-- Start EXTRACTED DATA --

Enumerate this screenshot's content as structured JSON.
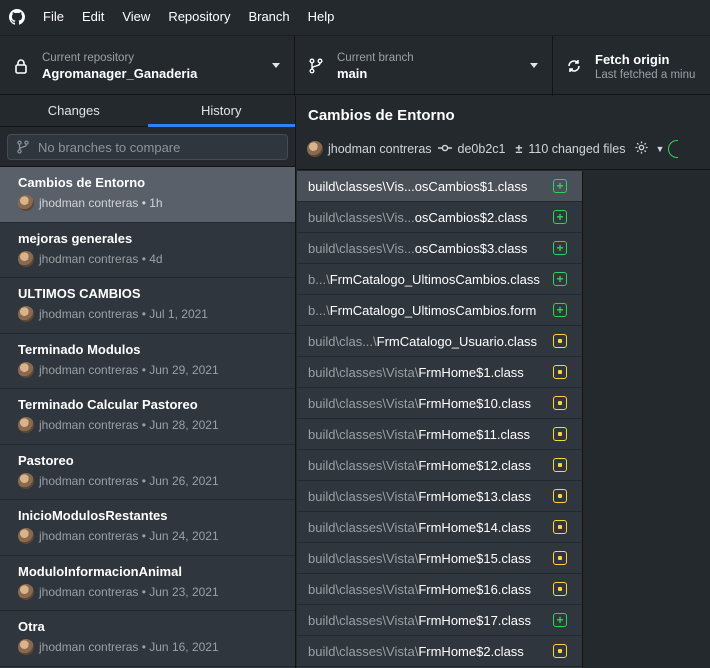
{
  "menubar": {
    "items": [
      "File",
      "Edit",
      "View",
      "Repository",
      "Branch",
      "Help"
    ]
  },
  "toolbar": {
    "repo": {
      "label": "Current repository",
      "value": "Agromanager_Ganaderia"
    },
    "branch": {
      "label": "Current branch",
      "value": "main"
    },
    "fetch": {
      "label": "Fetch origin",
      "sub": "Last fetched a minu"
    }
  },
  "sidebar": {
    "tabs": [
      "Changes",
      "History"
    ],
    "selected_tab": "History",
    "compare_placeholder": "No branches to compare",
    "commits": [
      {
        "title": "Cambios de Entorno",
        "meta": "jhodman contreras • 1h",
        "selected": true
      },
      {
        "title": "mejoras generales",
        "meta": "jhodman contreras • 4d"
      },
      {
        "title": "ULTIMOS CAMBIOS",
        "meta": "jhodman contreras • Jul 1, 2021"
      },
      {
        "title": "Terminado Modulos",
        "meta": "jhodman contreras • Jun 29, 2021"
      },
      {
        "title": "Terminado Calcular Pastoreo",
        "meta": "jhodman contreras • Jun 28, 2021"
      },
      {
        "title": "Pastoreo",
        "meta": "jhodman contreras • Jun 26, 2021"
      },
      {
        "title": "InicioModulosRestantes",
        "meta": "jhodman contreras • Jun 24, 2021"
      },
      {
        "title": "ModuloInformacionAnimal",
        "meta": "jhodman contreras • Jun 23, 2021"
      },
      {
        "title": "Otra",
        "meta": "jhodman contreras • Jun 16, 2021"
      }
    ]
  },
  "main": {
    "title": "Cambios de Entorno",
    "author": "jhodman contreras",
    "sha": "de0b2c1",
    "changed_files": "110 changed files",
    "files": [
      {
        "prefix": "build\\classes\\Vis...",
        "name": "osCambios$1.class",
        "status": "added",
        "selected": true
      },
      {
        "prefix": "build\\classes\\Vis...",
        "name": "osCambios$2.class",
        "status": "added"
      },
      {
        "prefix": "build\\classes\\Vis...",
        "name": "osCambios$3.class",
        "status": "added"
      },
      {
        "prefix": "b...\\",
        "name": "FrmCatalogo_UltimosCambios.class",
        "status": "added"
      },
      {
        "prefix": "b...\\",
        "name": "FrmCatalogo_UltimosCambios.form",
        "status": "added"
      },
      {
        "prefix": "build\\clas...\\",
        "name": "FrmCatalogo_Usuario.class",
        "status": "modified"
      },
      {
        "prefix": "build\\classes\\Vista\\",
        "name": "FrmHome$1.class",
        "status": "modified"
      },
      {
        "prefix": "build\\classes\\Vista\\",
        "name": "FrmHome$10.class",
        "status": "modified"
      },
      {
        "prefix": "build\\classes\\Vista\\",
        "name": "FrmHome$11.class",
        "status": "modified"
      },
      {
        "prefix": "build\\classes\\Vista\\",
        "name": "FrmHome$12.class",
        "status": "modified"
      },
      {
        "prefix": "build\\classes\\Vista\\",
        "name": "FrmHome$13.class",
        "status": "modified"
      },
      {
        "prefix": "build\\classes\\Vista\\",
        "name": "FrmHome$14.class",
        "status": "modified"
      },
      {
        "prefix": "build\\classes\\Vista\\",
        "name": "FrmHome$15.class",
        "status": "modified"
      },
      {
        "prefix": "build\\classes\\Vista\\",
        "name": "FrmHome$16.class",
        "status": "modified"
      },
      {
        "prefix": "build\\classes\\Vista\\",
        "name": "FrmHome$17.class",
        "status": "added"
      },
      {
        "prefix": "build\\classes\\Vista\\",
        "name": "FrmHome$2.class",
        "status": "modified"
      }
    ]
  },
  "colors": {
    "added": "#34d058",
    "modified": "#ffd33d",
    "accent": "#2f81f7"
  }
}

-- End EXTRACTED DATA --
-- Start EXTRACTED DATA --

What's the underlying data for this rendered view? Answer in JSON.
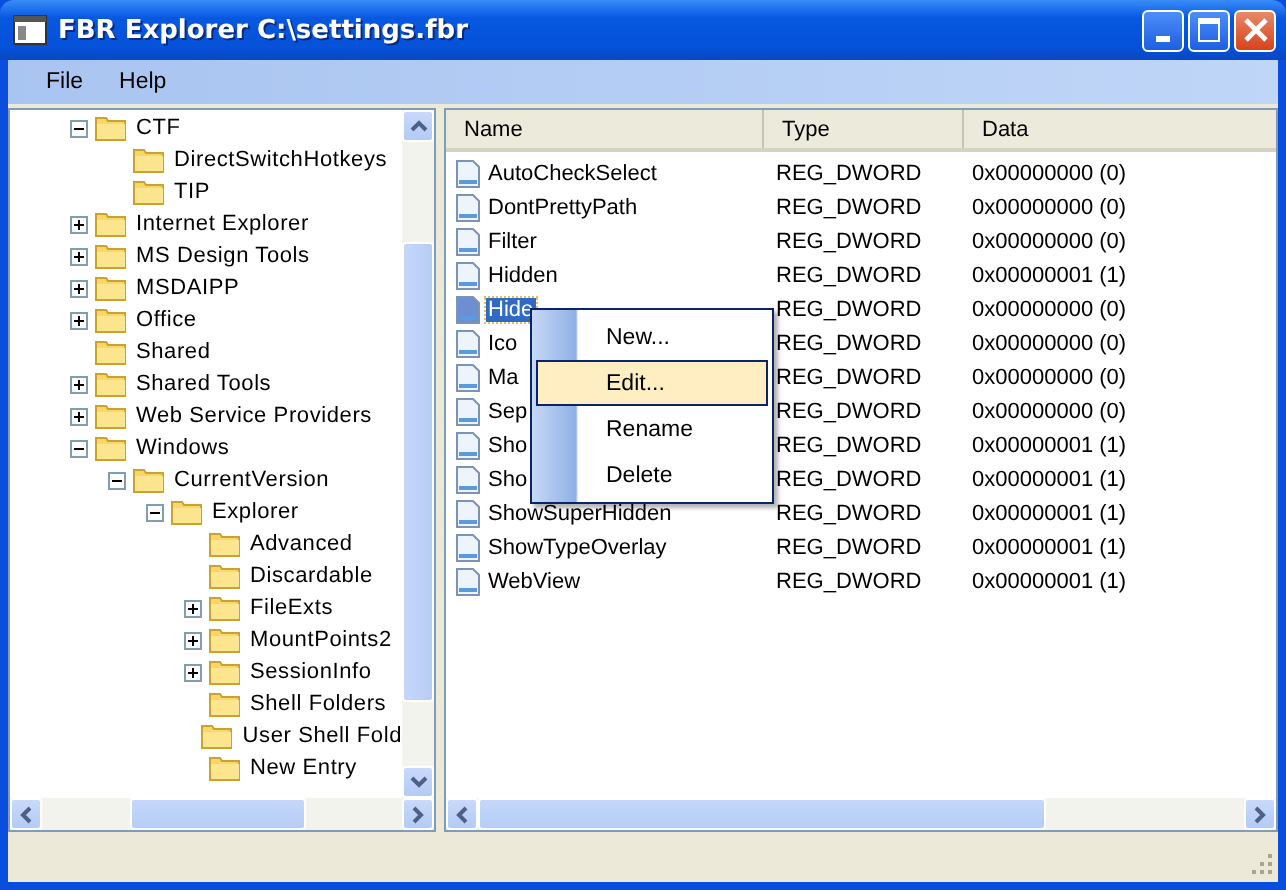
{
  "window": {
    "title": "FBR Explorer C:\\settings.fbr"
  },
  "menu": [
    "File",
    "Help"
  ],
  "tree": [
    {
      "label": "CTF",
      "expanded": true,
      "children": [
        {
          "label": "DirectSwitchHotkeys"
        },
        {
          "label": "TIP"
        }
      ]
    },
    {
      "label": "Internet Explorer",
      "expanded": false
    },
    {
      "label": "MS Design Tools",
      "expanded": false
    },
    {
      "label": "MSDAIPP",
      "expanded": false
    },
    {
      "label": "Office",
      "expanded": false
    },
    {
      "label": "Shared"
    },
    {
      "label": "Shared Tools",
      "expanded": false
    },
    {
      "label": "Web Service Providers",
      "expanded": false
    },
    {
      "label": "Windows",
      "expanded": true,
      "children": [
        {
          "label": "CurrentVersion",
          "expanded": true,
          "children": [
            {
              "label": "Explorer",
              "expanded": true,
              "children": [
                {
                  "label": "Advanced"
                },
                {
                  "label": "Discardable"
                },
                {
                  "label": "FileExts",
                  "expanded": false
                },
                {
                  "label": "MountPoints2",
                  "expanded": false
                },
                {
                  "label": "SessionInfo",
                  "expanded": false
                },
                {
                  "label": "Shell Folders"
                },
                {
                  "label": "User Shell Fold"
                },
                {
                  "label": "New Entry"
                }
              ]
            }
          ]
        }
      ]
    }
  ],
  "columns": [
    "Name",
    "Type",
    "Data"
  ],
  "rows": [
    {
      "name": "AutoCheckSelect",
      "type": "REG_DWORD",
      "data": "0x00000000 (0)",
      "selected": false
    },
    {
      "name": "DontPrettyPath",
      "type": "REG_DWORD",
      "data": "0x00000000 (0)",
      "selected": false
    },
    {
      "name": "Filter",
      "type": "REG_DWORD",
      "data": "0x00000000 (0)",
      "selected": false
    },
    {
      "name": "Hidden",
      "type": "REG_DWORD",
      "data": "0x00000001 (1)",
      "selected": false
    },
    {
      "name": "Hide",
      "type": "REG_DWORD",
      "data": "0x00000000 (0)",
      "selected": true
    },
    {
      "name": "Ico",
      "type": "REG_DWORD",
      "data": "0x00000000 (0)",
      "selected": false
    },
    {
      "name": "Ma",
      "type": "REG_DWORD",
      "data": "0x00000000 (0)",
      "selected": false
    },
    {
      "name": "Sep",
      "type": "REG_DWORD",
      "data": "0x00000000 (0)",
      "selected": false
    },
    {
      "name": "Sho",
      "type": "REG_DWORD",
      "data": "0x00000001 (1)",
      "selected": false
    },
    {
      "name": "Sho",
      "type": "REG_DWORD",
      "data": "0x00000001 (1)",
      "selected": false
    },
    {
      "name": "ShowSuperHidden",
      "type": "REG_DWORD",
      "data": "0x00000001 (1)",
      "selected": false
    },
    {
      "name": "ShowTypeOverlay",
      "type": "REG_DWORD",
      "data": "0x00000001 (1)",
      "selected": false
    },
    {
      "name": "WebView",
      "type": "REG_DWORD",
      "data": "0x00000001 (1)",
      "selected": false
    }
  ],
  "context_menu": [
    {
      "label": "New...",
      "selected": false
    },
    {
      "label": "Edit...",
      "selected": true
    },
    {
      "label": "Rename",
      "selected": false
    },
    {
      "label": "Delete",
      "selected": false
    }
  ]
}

-- End EXTRACTED DATA --

- _WHAT YOU SHOULD DO_
Copy each line of the preceding data that contains the string "title".

- _SOLUTION TO THE PROBLEM_
        "title": "Cambios de Entorno",
        "title": "mejoras generales",
        "title": "ULTIMOS CAMBIOS",
        "title": "Terminado Modulos",
        "title": "Terminado Calcular Pastoreo",
        "title": "Pastoreo",
        "title": "InicioModulosRestantes",
        "title": "ModuloInformacionAnimal",
        "title": "Otra",
    "title": "Cambios de Entorno",
    "title": "FBR Explorer C:\\settings.fbr"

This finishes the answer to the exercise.